> [Set problem]: Print the entries below word for word; the pictures stay out of your copy.

++++

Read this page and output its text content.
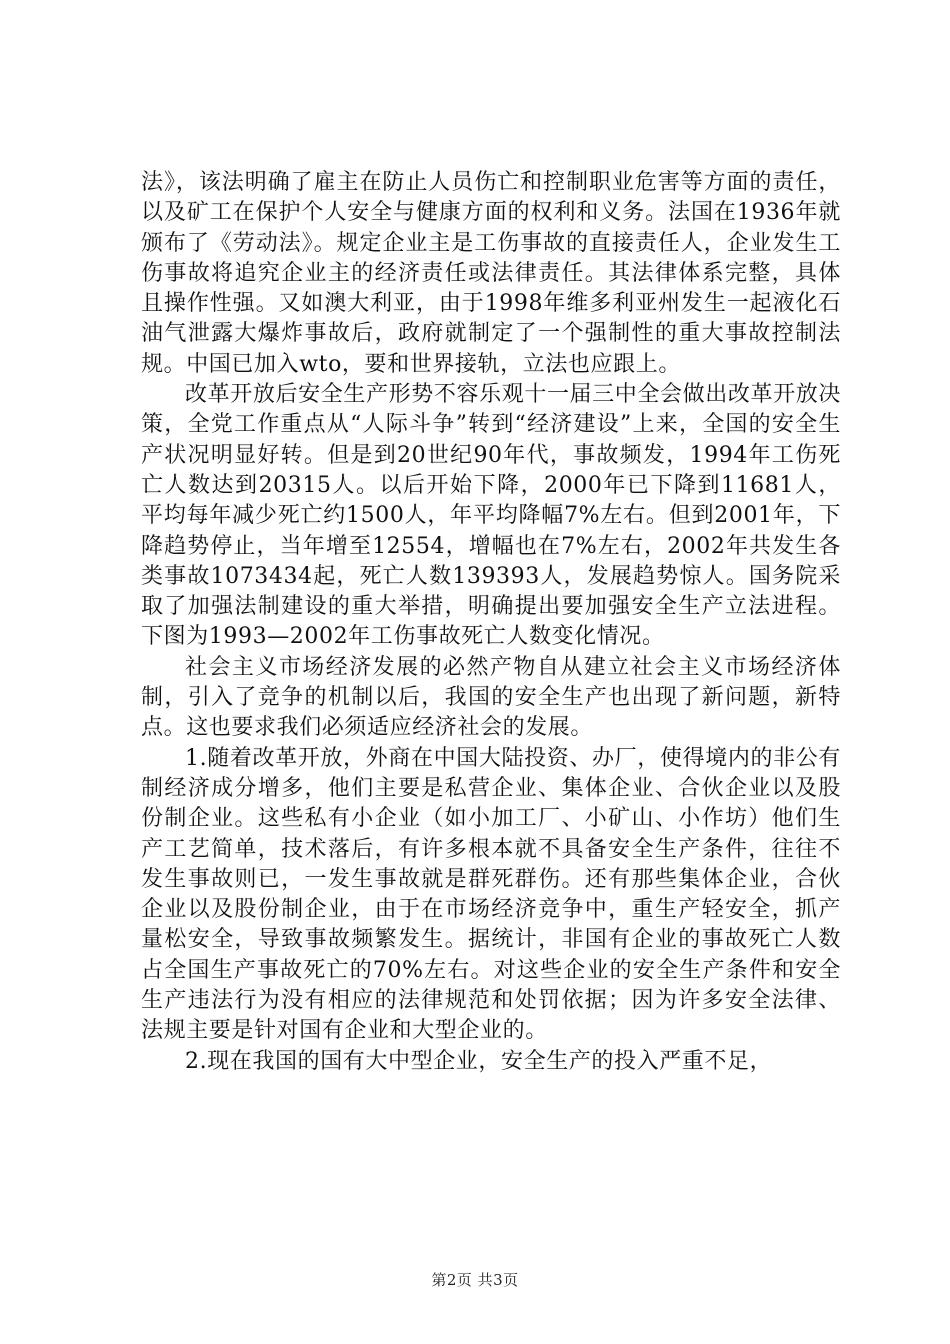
法》，该法明确了雇主在防止人员伤亡和控制职业危害等方面的责任，以及矿工在保护个人安全与健康方面的权利和义务。法国在1936年就颁布了《劳动法》。规定企业主是工伤事故的直接责任人，企业发生工伤事故将追究企业主的经济责任或法律责任。其法律体系完整，具体且操作性强。又如澳大利亚，由于1998年维多利亚州发生一起液化石油气泄露大爆炸事故后，政府就制定了一个强制性的重大事故控制法规。中国已加入wto，要和世界接轨，立法也应跟上。

改革开放后安全生产形势不容乐观十一届三中全会做出改革开放决策，全党工作重点从“人际斗争”转到“经济建设”上来，全国的安全生产状况明显好转。但是到20世纪90年代，事故频发，1994年工伤死亡人数达到20315人。以后开始下降，2000年已下降到11681人，平均每年减少死亡约1500人，年平均降幅7%左右。但到2001年，下降趋势停止，当年增至12554，增幅也在7%左右，2002年共发生各类事故1073434起，死亡人数139393人，发展趋势惊人。国务院采取了加强法制建设的重大举措，明确提出要加强安全生产立法进程。下图为1993—2002年工伤事故死亡人数变化情况。

社会主义市场经济发展的必然产物自从建立社会主义市场经济体制，引入了竞争的机制以后，我国的安全生产也出现了新问题，新特点。这也要求我们必须适应经济社会的发展。

1.随着改革开放，外商在中国大陆投资、办厂，使得境内的非公有制经济成分增多，他们主要是私营企业、集体企业、合伙企业以及股份制企业。这些私有小企业（如小加工厂、小矿山、小作坊）他们生产工艺简单，技术落后，有许多根本就不具备安全生产条件，往往不发生事故则已，一发生事故就是群死群伤。还有那些集体企业，合伙企业以及股份制企业，由于在市场经济竞争中，重生产轻安全，抓产量松安全，导致事故频繁发生。据统计，非国有企业的事故死亡人数占全国生产事故死亡的70%左右。对这些企业的安全生产条件和安全生产违法行为没有相应的法律规范和处罚依据；因为许多安全法律、法规主要是针对国有企业和大型企业的。

2.现在我国的国有大中型企业，安全生产的投入严重不足，

第2页 共3页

++++

> [Full response]:
Read this page and output its text content.
法》，该法明确了雇主在防止人员伤亡和控制职业危害等方面的责任，以及矿工在保护个人安全与健康方面的权利和义务。法国在1936年就颁布了《劳动法》。规定企业主是工伤事故的直接责任人，企业发生工伤事故将追究企业主的经济责任或法律责任。其法律体系完整，具体且操作性强。又如澳大利亚，由于1998年维多利亚州发生一起液化石油气泄露大爆炸事故后，政府就制定了一个强制性的重大事故控制法规。中国已加入wto，要和世界接轨，立法也应跟上。

改革开放后安全生产形势不容乐观十一届三中全会做出改革开放决策，全党工作重点从“人际斗争”转到“经济建设”上来，全国的安全生产状况明显好转。但是到20世纪90年代，事故频发，1994年工伤死亡人数达到20315人。以后开始下降，2000年已下降到11681人，平均每年减少死亡约1500人，年平均降幅7%左右。但到2001年，下降趋势停止，当年增至12554，增幅也在7%左右，2002年共发生各类事故1073434起，死亡人数139393人，发展趋势惊人。国务院采取了加强法制建设的重大举措，明确提出要加强安全生产立法进程。下图为1993—2002年工伤事故死亡人数变化情况。

社会主义市场经济发展的必然产物自从建立社会主义市场经济体制，引入了竞争的机制以后，我国的安全生产也出现了新问题，新特点。这也要求我们必须适应经济社会的发展。

1.随着改革开放，外商在中国大陆投资、办厂，使得境内的非公有制经济成分增多，他们主要是私营企业、集体企业、合伙企业以及股份制企业。这些私有小企业（如小加工厂、小矿山、小作坊）他们生产工艺简单，技术落后，有许多根本就不具备安全生产条件，往往不发生事故则已，一发生事故就是群死群伤。还有那些集体企业，合伙企业以及股份制企业，由于在市场经济竞争中，重生产轻安全，抓产量松安全，导致事故频繁发生。据统计，非国有企业的事故死亡人数占全国生产事故死亡的70%左右。对这些企业的安全生产条件和安全生产违法行为没有相应的法律规范和处罚依据；因为许多安全法律、法规主要是针对国有企业和大型企业的。

2.现在我国的国有大中型企业，安全生产的投入严重不足，

第2页 共3页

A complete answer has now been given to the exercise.